Exercise requirements: Copy each line below in which the word "Council" occurs.

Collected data
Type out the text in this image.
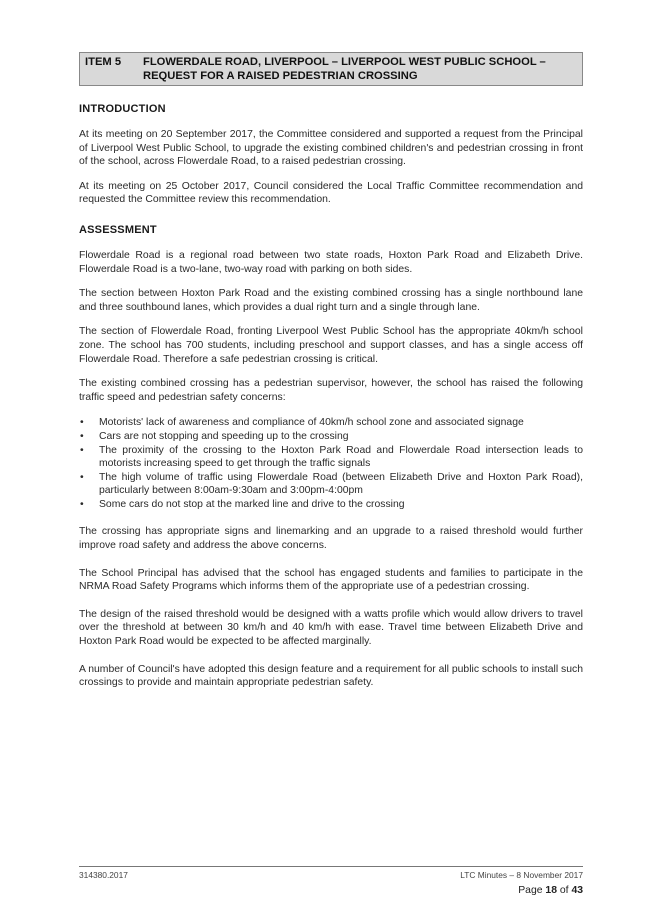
ITEM 5 FLOWERDALE ROAD, LIVERPOOL – LIVERPOOL WEST PUBLIC SCHOOL – REQUEST FOR A RAISED PEDESTRIAN CROSSING
INTRODUCTION

At its meeting on 20 September 2017, the Committee considered and supported a request from the Principal of Liverpool West Public School, to upgrade the existing combined children's and pedestrian crossing in front of the school, across Flowerdale Road, to a raised pedestrian crossing.

At its meeting on 25 October 2017, Council considered the Local Traffic Committee recommendation and requested the Committee review this recommendation.

ASSESSMENT

Flowerdale Road is a regional road between two state roads, Hoxton Park Road and Elizabeth Drive. Flowerdale Road is a two-lane, two-way road with parking on both sides.

The section between Hoxton Park Road and the existing combined crossing has a single northbound lane and three southbound lanes, which provides a dual right turn and a single through lane.

The section of Flowerdale Road, fronting Liverpool West Public School has the appropriate 40km/h school zone. The school has 700 students, including preschool and support classes, and has a single access off Flowerdale Road. Therefore a safe pedestrian crossing is critical.

The existing combined crossing has a pedestrian supervisor, however, the school has raised the following traffic speed and pedestrian safety concerns:

• Motorists' lack of awareness and compliance of 40km/h school zone and associated signage
• Cars are not stopping and speeding up to the crossing
• The proximity of the crossing to the Hoxton Park Road and Flowerdale Road intersection leads to motorists increasing speed to get through the traffic signals
• The high volume of traffic using Flowerdale Road (between Elizabeth Drive and Hoxton Park Road), particularly between 8:00am-9:30am and 3:00pm-4:00pm
• Some cars do not stop at the marked line and drive to the crossing

The crossing has appropriate signs and linemarking and an upgrade to a raised threshold would further improve road safety and address the above concerns.

The School Principal has advised that the school has engaged students and families to participate in the NRMA Road Safety Programs which informs them of the appropriate use of a pedestrian crossing.

The design of the raised threshold would be designed with a watts profile which would allow drivers to travel over the threshold at between 30 km/h and 40 km/h with ease. Travel time between Elizabeth Drive and Hoxton Park Road would be expected to be affected marginally.

A number of Council's have adopted this design feature and a requirement for all public schools to install such crossings to provide and maintain appropriate pedestrian safety.

314380.2017	LTC Minutes – 8 November 2017
Page 18 of 43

Result of the task:
At its meeting on 25 October 2017, Council considered the Local Traffic Committee recommendation and requested the Committee review this recommendation.
A number of Council's have adopted this design feature and a requirement for all public schools to install such crossings to provide and maintain appropriate pedestrian safety.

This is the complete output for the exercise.